In the material below, list every line carrying the string "xlabel".

_Records that describe figures_.
----------
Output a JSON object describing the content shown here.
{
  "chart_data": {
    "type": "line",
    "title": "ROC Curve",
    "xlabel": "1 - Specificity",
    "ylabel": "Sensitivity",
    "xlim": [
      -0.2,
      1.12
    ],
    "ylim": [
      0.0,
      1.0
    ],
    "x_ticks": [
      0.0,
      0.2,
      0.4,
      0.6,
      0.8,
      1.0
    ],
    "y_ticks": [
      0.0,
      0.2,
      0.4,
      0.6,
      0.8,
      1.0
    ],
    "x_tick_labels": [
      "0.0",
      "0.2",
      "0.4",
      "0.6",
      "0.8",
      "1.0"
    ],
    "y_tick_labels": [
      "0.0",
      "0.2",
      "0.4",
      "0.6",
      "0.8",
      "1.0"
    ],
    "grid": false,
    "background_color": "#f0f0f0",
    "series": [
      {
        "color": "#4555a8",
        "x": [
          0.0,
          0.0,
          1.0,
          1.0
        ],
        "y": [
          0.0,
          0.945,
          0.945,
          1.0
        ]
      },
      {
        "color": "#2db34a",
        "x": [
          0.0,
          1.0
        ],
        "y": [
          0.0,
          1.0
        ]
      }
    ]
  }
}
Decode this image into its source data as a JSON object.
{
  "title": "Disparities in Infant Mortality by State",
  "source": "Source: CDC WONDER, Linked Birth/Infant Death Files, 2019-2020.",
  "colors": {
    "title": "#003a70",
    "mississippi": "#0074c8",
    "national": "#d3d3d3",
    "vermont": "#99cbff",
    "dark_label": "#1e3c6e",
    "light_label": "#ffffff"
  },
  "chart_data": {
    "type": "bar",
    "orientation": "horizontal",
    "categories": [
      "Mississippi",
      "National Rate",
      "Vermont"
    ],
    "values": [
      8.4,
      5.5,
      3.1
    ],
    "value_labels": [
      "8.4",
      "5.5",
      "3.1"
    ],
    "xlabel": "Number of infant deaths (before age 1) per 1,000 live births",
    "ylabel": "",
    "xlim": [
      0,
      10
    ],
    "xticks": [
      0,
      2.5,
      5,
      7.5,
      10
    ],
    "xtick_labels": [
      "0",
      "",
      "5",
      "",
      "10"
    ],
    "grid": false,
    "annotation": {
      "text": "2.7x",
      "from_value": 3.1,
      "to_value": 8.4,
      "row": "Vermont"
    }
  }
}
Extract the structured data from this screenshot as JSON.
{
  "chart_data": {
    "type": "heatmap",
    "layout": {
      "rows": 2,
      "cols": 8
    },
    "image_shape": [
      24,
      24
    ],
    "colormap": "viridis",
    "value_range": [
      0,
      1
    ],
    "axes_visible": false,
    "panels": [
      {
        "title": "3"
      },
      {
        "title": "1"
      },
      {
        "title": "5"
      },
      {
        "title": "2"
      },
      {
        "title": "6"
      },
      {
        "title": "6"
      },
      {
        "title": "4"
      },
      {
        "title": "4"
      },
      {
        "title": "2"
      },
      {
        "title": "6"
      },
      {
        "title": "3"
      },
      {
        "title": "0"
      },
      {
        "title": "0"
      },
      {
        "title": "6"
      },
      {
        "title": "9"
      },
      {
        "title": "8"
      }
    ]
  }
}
----------
_RESULT OF THIS TASK_.
    "xlabel": "1 - Specificity",
    "xlabel": "Number of infant deaths (before age 1) per 1,000 live births",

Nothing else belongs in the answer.